* Begin Data records *

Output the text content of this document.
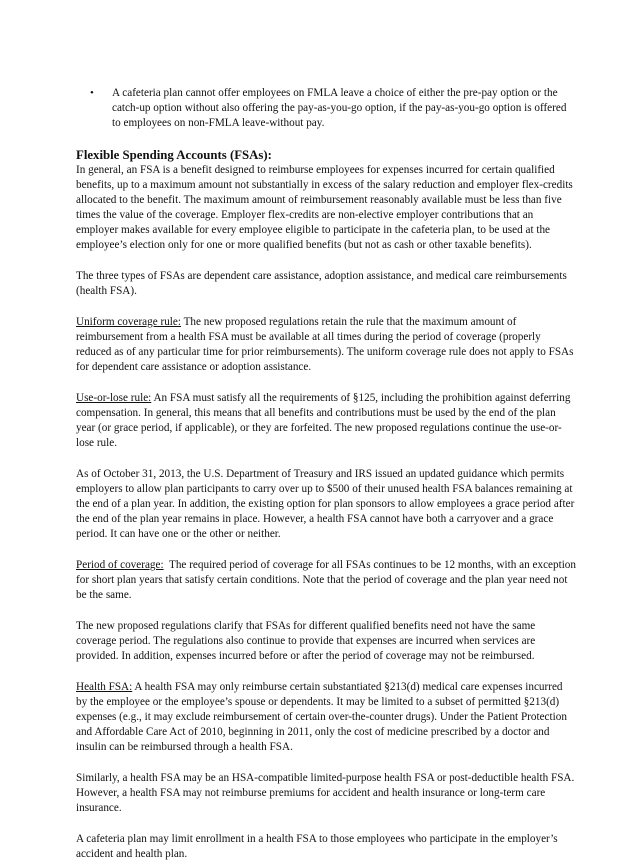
• A cafeteria plan cannot offer employees on FMLA leave a choice of either the pre-pay option or the catch-up option without also offering the pay-as-you-go option, if the pay-as-you-go option is offered to employees on non-FMLA leave-without pay.
Flexible Spending Accounts (FSAs):

In general, an FSA is a benefit designed to reimburse employees for expenses incurred for certain qualified benefits, up to a maximum amount not substantially in excess of the salary reduction and employer flex-credits allocated to the benefit. The maximum amount of reimbursement reasonably available must be less than five times the value of the coverage. Employer flex-credits are non-elective employer contributions that an employer makes available for every employee eligible to participate in the cafeteria plan, to be used at the employee’s election only for one or more qualified benefits (but not as cash or other taxable benefits).

The three types of FSAs are dependent care assistance, adoption assistance, and medical care reimbursements (health FSA).

Uniform coverage rule: The new proposed regulations retain the rule that the maximum amount of reimbursement from a health FSA must be available at all times during the period of coverage (properly reduced as of any particular time for prior reimbursements). The uniform coverage rule does not apply to FSAs for dependent care assistance or adoption assistance.

Use-or-lose rule: An FSA must satisfy all the requirements of §125, including the prohibition against deferring compensation. In general, this means that all benefits and contributions must be used by the end of the plan year (or grace period, if applicable), or they are forfeited. The new proposed regulations continue the use-or-lose rule.

As of October 31, 2013, the U.S. Department of Treasury and IRS issued an updated guidance which permits employers to allow plan participants to carry over up to $500 of their unused health FSA balances remaining at the end of a plan year. In addition, the existing option for plan sponsors to allow employees a grace period after the end of the plan year remains in place. However, a health FSA cannot have both a carryover and a grace period. It can have one or the other or neither.

Period of coverage:  The required period of coverage for all FSAs continues to be 12 months, with an exception for short plan years that satisfy certain conditions. Note that the period of coverage and the plan year need not be the same.

The new proposed regulations clarify that FSAs for different qualified benefits need not have the same coverage period. The regulations also continue to provide that expenses are incurred when services are provided. In addition, expenses incurred before or after the period of coverage may not be reimbursed.

Health FSA: A health FSA may only reimburse certain substantiated §213(d) medical care expenses incurred by the employee or the employee’s spouse or dependents. It may be limited to a subset of permitted §213(d) expenses (e.g., it may exclude reimbursement of certain over-the-counter drugs). Under the Patient Protection and Affordable Care Act of 2010, beginning in 2011, only the cost of medicine prescribed by a doctor and insulin can be reimbursed through a health FSA.

Similarly, a health FSA may be an HSA-compatible limited-purpose health FSA or post-deductible health FSA. However, a health FSA may not reimburse premiums for accident and health insurance or long-term care insurance.

A cafeteria plan may limit enrollment in a health FSA to those employees who participate in the employer’s accident and health plan.
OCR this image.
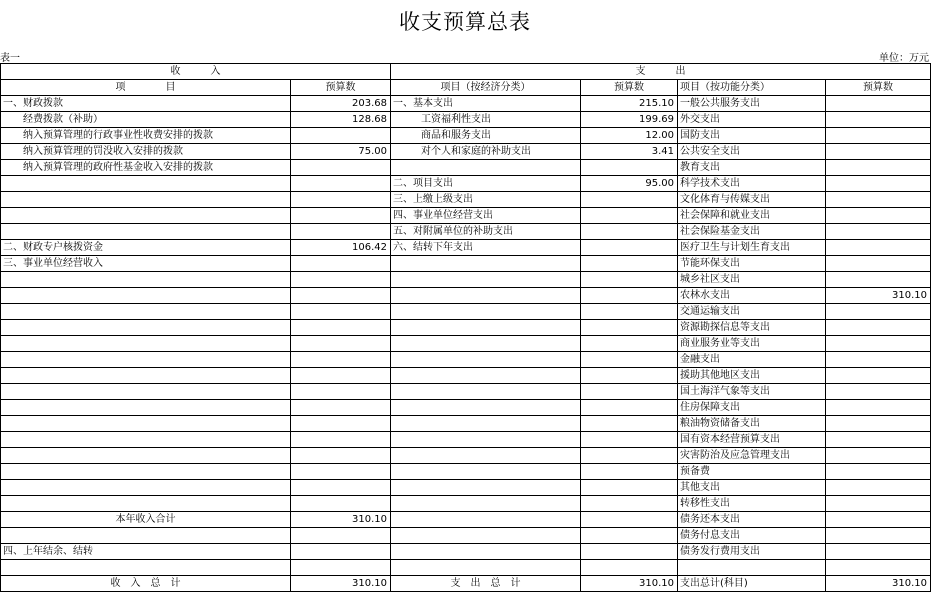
收支预算总表
表一	单位：万元
收　　　入		支　　　出			
项　　　　目	预算数	项目（按经济分类）	预算数	项目（按功能分类）	预算数
一、财政拨款	203.68	一、基本支出	215.10	一般公共服务支出	
经费拨款（补助）	128.68	工资福利性支出	199.69	外交支出	
纳入预算管理的行政事业性收费安排的拨款		商品和服务支出	12.00	国防支出	
纳入预算管理的罚没收入安排的拨款	75.00	对个人和家庭的补助支出	3.41	公共安全支出	
纳入预算管理的政府性基金收入安排的拨款				教育支出	
		二、项目支出	95.00	科学技术支出	
		三、上缴上级支出		文化体育与传媒支出	
		四、事业单位经营支出		社会保障和就业支出	
		五、对附属单位的补助支出		社会保险基金支出	
二、财政专户核拨资金	106.42	六、结转下年支出		医疗卫生与计划生育支出	
三、事业单位经营收入				节能环保支出	
				城乡社区支出	
				农林水支出	310.10
				交通运输支出	
				资源勘探信息等支出	
				商业服务业等支出	
				金融支出	
				援助其他地区支出	
				国土海洋气象等支出	
				住房保障支出	
				粮油物资储备支出	
				国有资本经营预算支出	
				灾害防治及应急管理支出	
				预备费	
				其他支出	
				转移性支出	
本年收入合计	310.10			债务还本支出	
				债务付息支出	
四、上年结余、结转				债务发行费用支出	

收　入　总　计	310.10	支　出　总　计	310.10	支出总计(科目)	310.10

* End Data records *

Pull out all lines in the data above that include "accident".

[Solution]
Similarly, a health FSA may be an HSA-compatible limited-purpose health FSA or post-deductible health FSA. However, a health FSA may not reimburse premiums for accident and health insurance or long-term care insurance.
A cafeteria plan may limit enrollment in a health FSA to those employees who participate in the employer’s accident and health plan.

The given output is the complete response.